YOUR OBJECTIVE: Look below and pull out each line with the word "GreenTech".

EXTRACTED RECORDS:
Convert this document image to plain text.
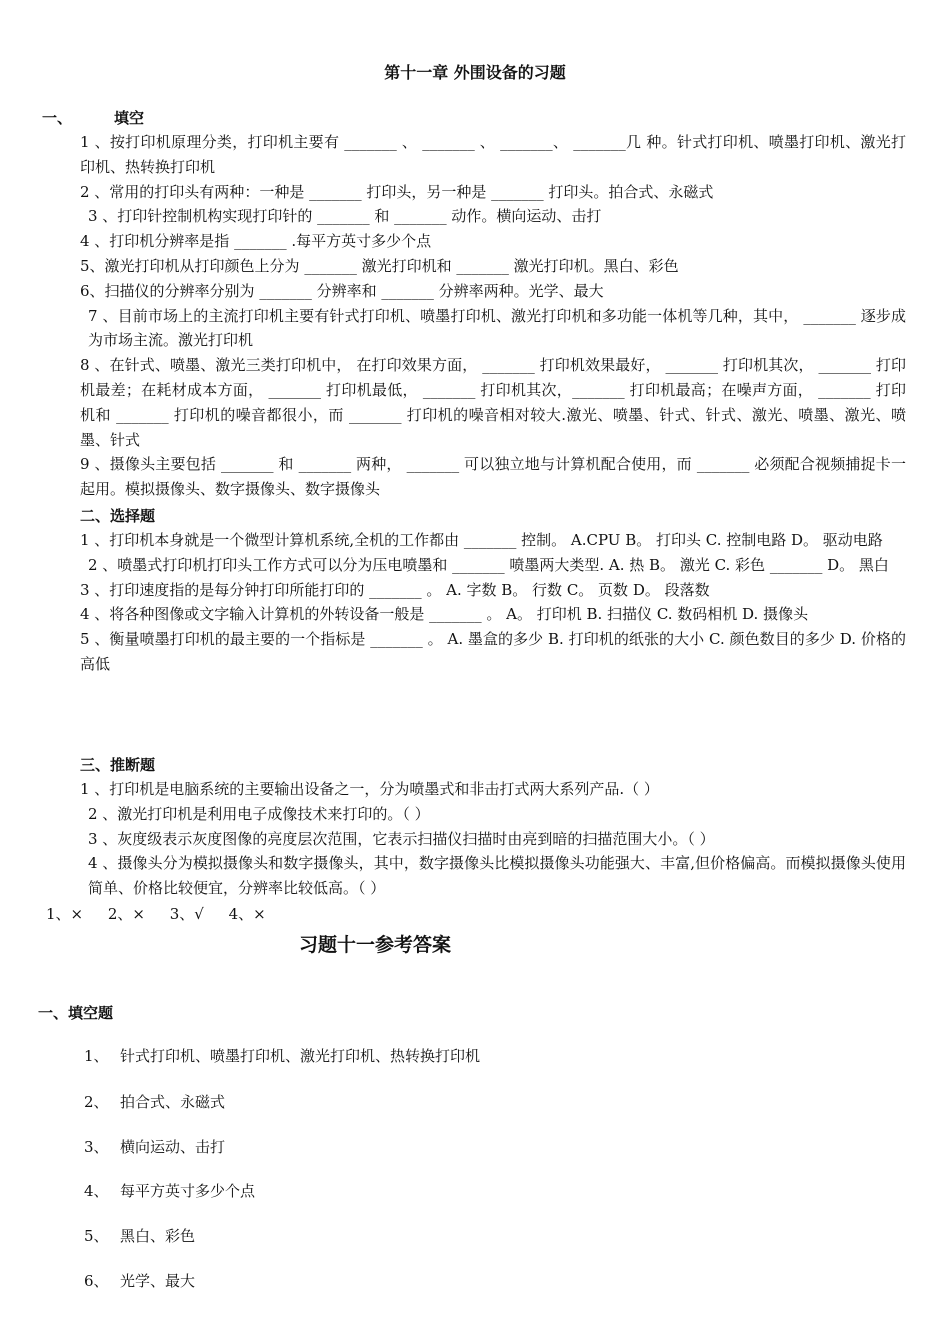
第十一章 外围设备的习题
一、	填空

1 、按打印机原理分类，打印机主要有 _______ 、 _______ 、 _______、 _______几 种。针式打印机、喷墨打印机、激光打印机、热转换打印机

2 、常用的打印头有两种：一种是 _______ 打印头，另一种是 _______ 打印头。拍合式、永磁式

3 、打印针控制机构实现打印针的 _______ 和 _______ 动作。横向运动、击打

4 、打印机分辨率是指 _______ .每平方英寸多少个点

5、激光打印机从打印颜色上分为 _______ 激光打印机和 _______ 激光打印机。黑白、彩色

6、扫描仪的分辨率分别为 _______ 分辨率和 _______ 分辨率两种。光学、最大

7 、目前市场上的主流打印机主要有针式打印机、喷墨打印机、激光打印机和多功能一体机等几种，其中， _______ 逐步成为市场主流。激光打印机

8 、在针式、喷墨、激光三类打印机中， 在打印效果方面， _______ 打印机效果最好， _______ 打印机其次， _______ 打印机最差；在耗材成本方面， _______ 打印机最低， _______ 打印机其次，_______ 打印机最高；在噪声方面， _______ 打印机和 _______ 打印机的噪音都很小，而 _______ 打印机的噪音相对较大.激光、喷墨、针式、针式、激光、喷墨、激光、喷墨、针式

9 、摄像头主要包括 _______ 和 _______ 两种， _______ 可以独立地与计算机配合使用，而 _______ 必须配合视频捕捉卡一起用。模拟摄像头、数字摄像头、数字摄像头

二、选择题

1 、打印机本身就是一个微型计算机系统,全机的工作都由 _______ 控制。 A.CPU B。 打印头 C. 控制电路 D。 驱动电路

2 、喷墨式打印机打印头工作方式可以分为压电喷墨和 _______ 喷墨两大类型. A. 热 B。 激光 C. 彩色 _______ D。 黑白

3 、打印速度指的是每分钟打印所能打印的 _______ 。 A. 字数 B。 行数 C。 页数 D。 段落数

4 、将各种图像或文字输入计算机的外转设备一般是 _______ 。 A。 打印机 B. 扫描仪 C. 数码相机 D. 摄像头

5 、衡量喷墨打印机的最主要的一个指标是 _______ 。 A. 墨盒的多少 B. 打印机的纸张的大小 C. 颜色数目的多少 D. 价格的高低

三、推断题

1 、打印机是电脑系统的主要输出设备之一，分为喷墨式和非击打式两大系列产品.（ ）

2 、激光打印机是利用电子成像技术来打印的。（ ）

3 、灰度级表示灰度图像的亮度层次范围，它表示扫描仪扫描时由亮到暗的扫描范围大小。（ ）

4 、摄像头分为模拟摄像头和数字摄像头，其中，数字摄像头比模拟摄像头功能强大、丰富,但价格偏高。而模拟摄像头使用简单、价格比较便宜，分辨率比较低高。（ ）

1、× 2、× 3、√ 4、×
习题十一参考答案
一、填空题
1、 针式打印机、喷墨打印机、激光打印机、热转换打印机
2、 拍合式、永磁式
3、 横向运动、击打
4、 每平方英寸多少个点
5、 黑白、彩色
6、 光学、最大
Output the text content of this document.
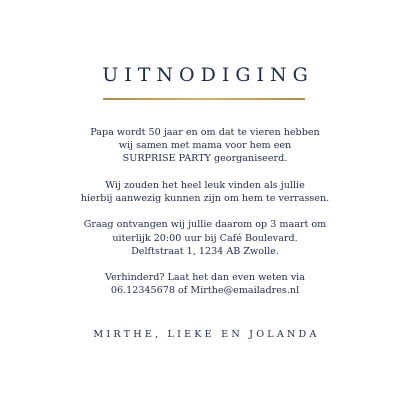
UITNODIGING

Papa wordt 50 jaar en om dat te vieren hebben
wij samen met mama voor hem een
SURPRISE PARTY georganiseerd.

Wij zouden het heel leuk vinden als jullie
hierbij aanwezig kunnen zijn om hem te verrassen.

Graag ontvangen wij jullie daarom op 3 maart om
uiterlijk 20:00 uur bij Café Boulevard.
Delftstraat 1, 1234 AB Zwolle.

Verhinderd? Laat het dan even weten via
06.12345678 of Mirthe@emailadres.nl

MIRTHE, LIEKE EN JOLANDA
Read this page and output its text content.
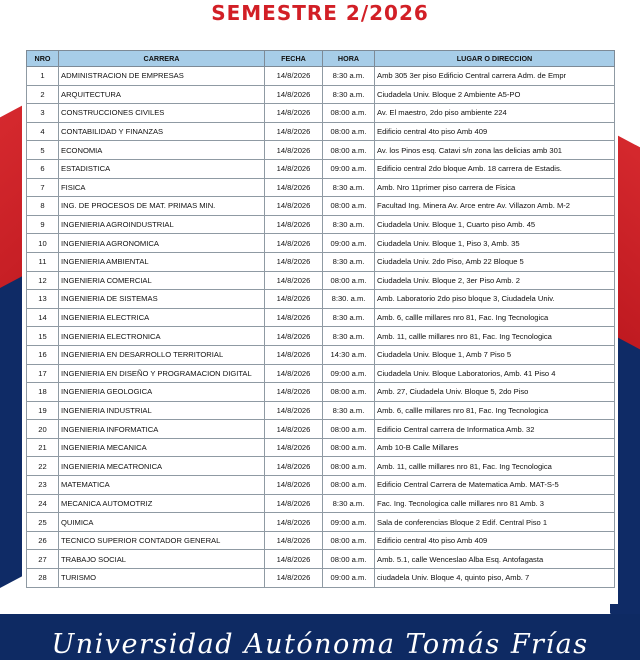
SEMESTRE 2/2026
NRO	CARRERA	FECHA	HORA	LUGAR O DIRECCION
1	ADMINISTRACION DE EMPRESAS	14/8/2026	8:30 a.m.	Amb 305 3er piso Edificio Central carrera Adm. de Empr
2	ARQUITECTURA	14/8/2026	8:30 a.m.	Ciudadela Univ. Bloque 2 Ambiente A5-PO
3	CONSTRUCCIONES CIVILES	14/8/2026	08:00 a.m.	Av. El maestro, 2do piso ambiente 224
4	CONTABILIDAD Y FINANZAS	14/8/2026	08:00 a.m.	Edificio central 4to piso Amb 409
5	ECONOMIA	14/8/2026	08:00 a.m.	Av. los Pinos esq. Catavi s/n zona las delicias amb 301
6	ESTADISTICA	14/8/2026	09:00 a.m.	Edificio central 2do bloque Amb. 18 carrera de Estadis.
7	FISICA	14/8/2026	8:30 a.m.	Amb. Nro 11primer piso carrera de Fisica
8	ING. DE PROCESOS DE MAT. PRIMAS MIN.	14/8/2026	08:00 a.m.	Facultad Ing. Minera Av. Arce entre Av. Villazon Amb. M-2
9	INGENIERIA AGROINDUSTRIAL	14/8/2026	8:30 a.m.	Ciudadela Univ. Bloque 1, Cuarto piso Amb. 45
10	INGENIERIA AGRONOMICA	14/8/2026	09:00 a.m.	Ciudadela Univ. Bloque 1, Piso 3, Amb. 35
11	INGENIERIA AMBIENTAL	14/8/2026	8:30 a.m.	Ciudadela Univ. 2do Piso, Amb 22 Bloque 5
12	INGENIERIA COMERCIAL	14/8/2026	08:00 a.m.	Ciudadela Univ. Bloque 2, 3er Piso Amb. 2
13	INGENIERIA DE SISTEMAS	14/8/2026	8:30. a.m.	Amb. Laboratorio 2do piso bloque 3, Ciudadela Univ.
14	INGENIERIA ELECTRICA	14/8/2026	8:30 a.m.	Amb. 6, callle millares nro 81, Fac. Ing Tecnologica
15	INGENIERIA ELECTRONICA	14/8/2026	8:30 a.m.	Amb. 11, callle millares nro 81, Fac. Ing Tecnologica
16	INGENIERIA EN DESARROLLO TERRITORIAL	14/8/2026	14:30 a.m.	Ciudadela Univ. Bloque 1, Amb 7 Piso 5
17	INGENIERIA EN DISEÑO Y PROGRAMACION DIGITAL	14/8/2026	09:00 a.m.	Ciudadela Univ. Bloque Laboratorios, Amb. 41 Piso 4
18	INGENIERIA GEOLOGICA	14/8/2026	08:00 a.m.	Amb. 27, Ciudadela Univ. Bloque 5, 2do Piso
19	INGENIERIA INDUSTRIAL	14/8/2026	8:30 a.m.	Amb. 6, callle millares nro 81, Fac. Ing Tecnologica
20	INGENIERIA INFORMATICA	14/8/2026	08:00 a.m.	Edificio Central carrera de Informatica Amb. 32
21	INGENIERIA MECANICA	14/8/2026	08:00 a.m.	Amb 10-B Calle Millares
22	INGENIERIA MECATRONICA	14/8/2026	08:00 a.m.	Amb. 11, callle millares nro 81, Fac. Ing Tecnologica
23	MATEMATICA	14/8/2026	08:00 a.m.	Edificio Central Carrera de Matematica Amb. MAT-S-5
24	MECANICA AUTOMOTRIZ	14/8/2026	8:30 a.m.	Fac. Ing. Tecnologica calle millares nro 81 Amb. 3
25	QUIMICA	14/8/2026	09:00 a.m.	Sala de conferencias Bloque 2 Edif. Central Piso 1
26	TECNICO SUPERIOR CONTADOR GENERAL	14/8/2026	08:00 a.m.	Edificio central 4to piso Amb 409
27	TRABAJO SOCIAL	14/8/2026	08:00 a.m.	Amb. 5.1, calle Wenceslao Alba Esq. Antofagasta
28	TURISMO	14/8/2026	09:00 a.m.	ciudadela Univ. Bloque 4, quinto piso, Amb. 7
Universidad Autónoma Tomás Frías
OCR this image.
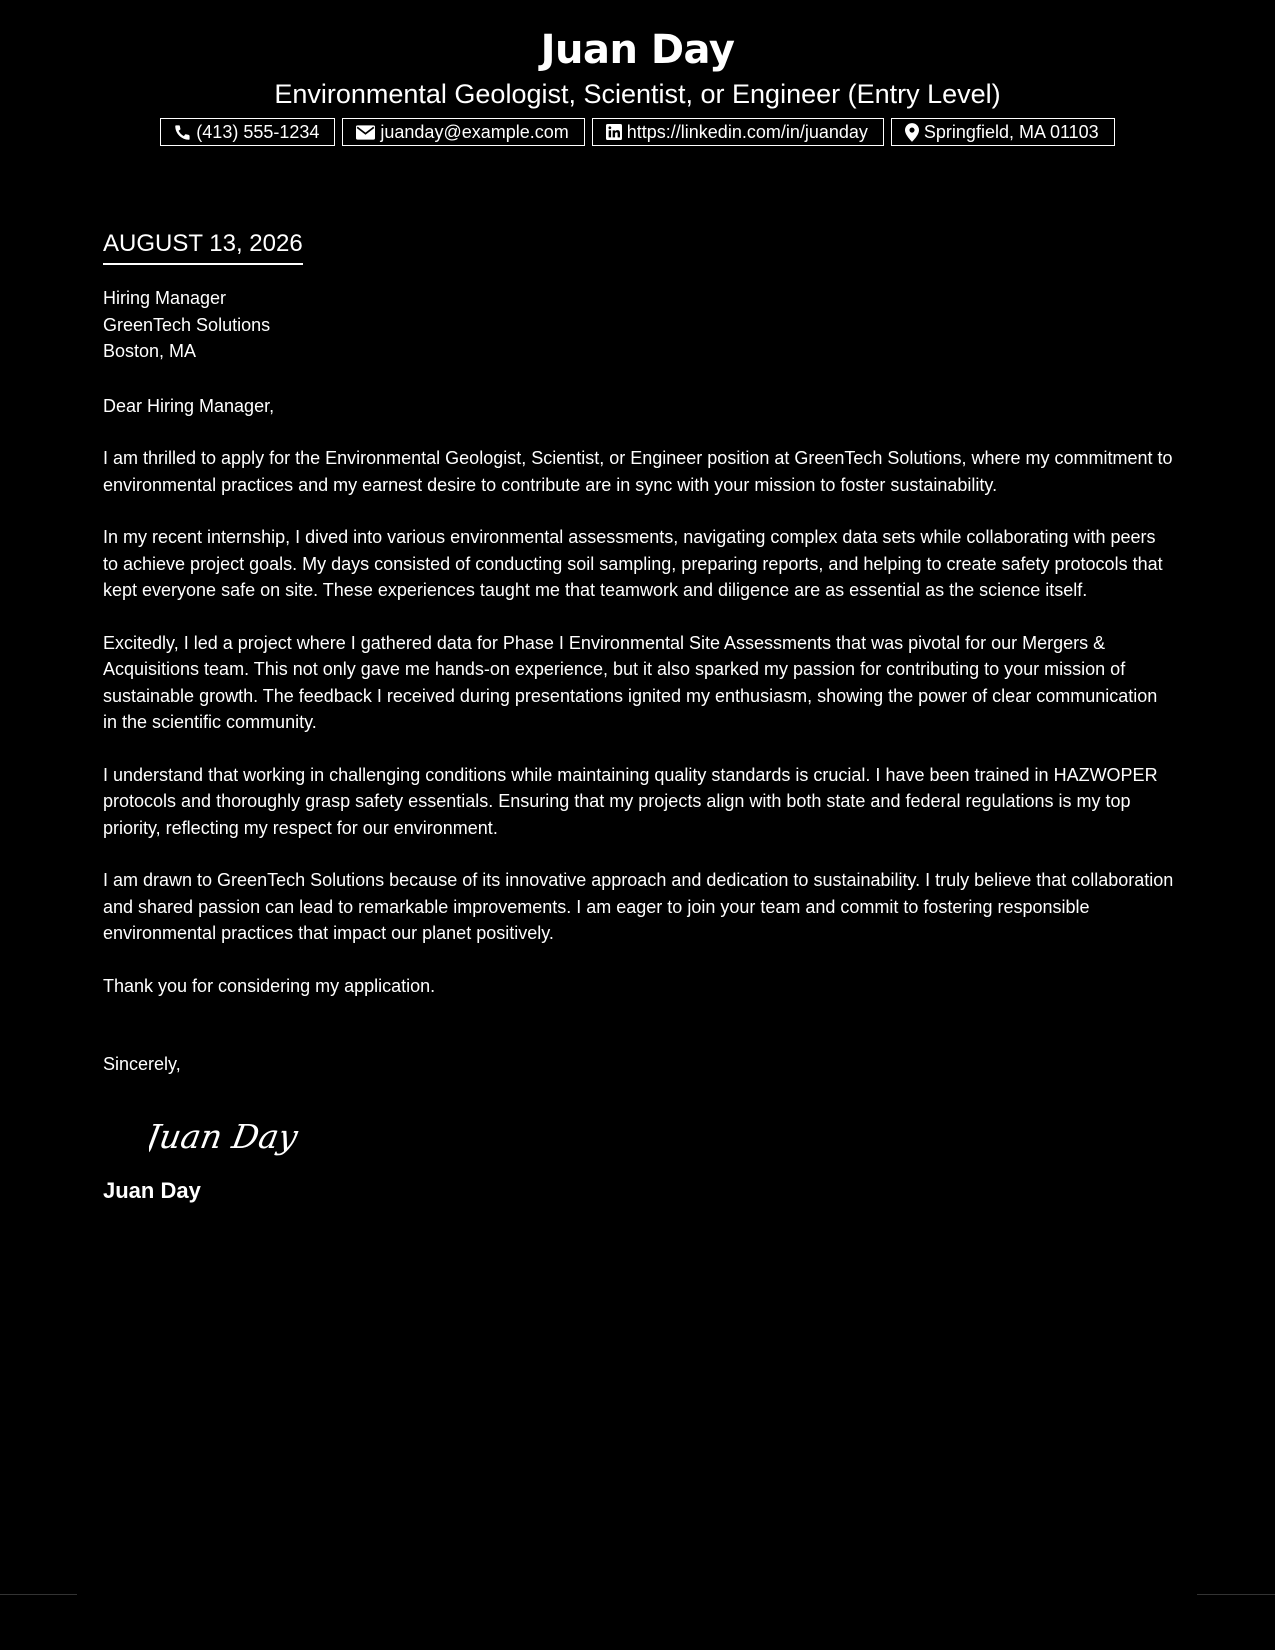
Juan Day
Environmental Geologist, Scientist, or Engineer (Entry Level)
(413) 555-1234	juanday@example.com	https://linkedin.com/in/juanday	Springfield, MA 01103
AUGUST 13, 2026
Hiring Manager
GreenTech Solutions
Boston, MA
Dear Hiring Manager,

I am thrilled to apply for the Environmental Geologist, Scientist, or Engineer position at GreenTech Solutions, where my commitment to environmental practices and my earnest desire to contribute are in sync with your mission to foster sustainability.

In my recent internship, I dived into various environmental assessments, navigating complex data sets while collaborating with peers to achieve project goals. My days consisted of conducting soil sampling, preparing reports, and helping to create safety protocols that kept everyone safe on site. These experiences taught me that teamwork and diligence are as essential as the science itself.

Excitedly, I led a project where I gathered data for Phase I Environmental Site Assessments that was pivotal for our Mergers & Acquisitions team. This not only gave me hands-on experience, but it also sparked my passion for contributing to your mission of sustainable growth. The feedback I received during presentations ignited my enthusiasm, showing the power of clear communication in the scientific community.

I understand that working in challenging conditions while maintaining quality standards is crucial. I have been trained in HAZWOPER protocols and thoroughly grasp safety essentials. Ensuring that my projects align with both state and federal regulations is my top priority, reflecting my respect for our environment.

I am drawn to GreenTech Solutions because of its innovative approach and dedication to sustainability. I truly believe that collaboration and shared passion can lead to remarkable improvements. I am eager to join your team and commit to fostering responsible environmental practices that impact our planet positively.

Thank you for considering my application.

Sincerely,
Juan Day
Juan Day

SOLUTION TO THIS PROBLEM:
GreenTech Solutions
I am thrilled to apply for the Environmental Geologist, Scientist, or Engineer position at GreenTech Solutions, where my commitment to environmental practices and my earnest desire to contribute are in sync with your mission to foster sustainability.
I am drawn to GreenTech Solutions because of its innovative approach and dedication to sustainability. I truly believe that collaboration and shared passion can lead to remarkable improvements. I am eager to join your team and commit to fostering responsible environmental practices that impact our planet positively.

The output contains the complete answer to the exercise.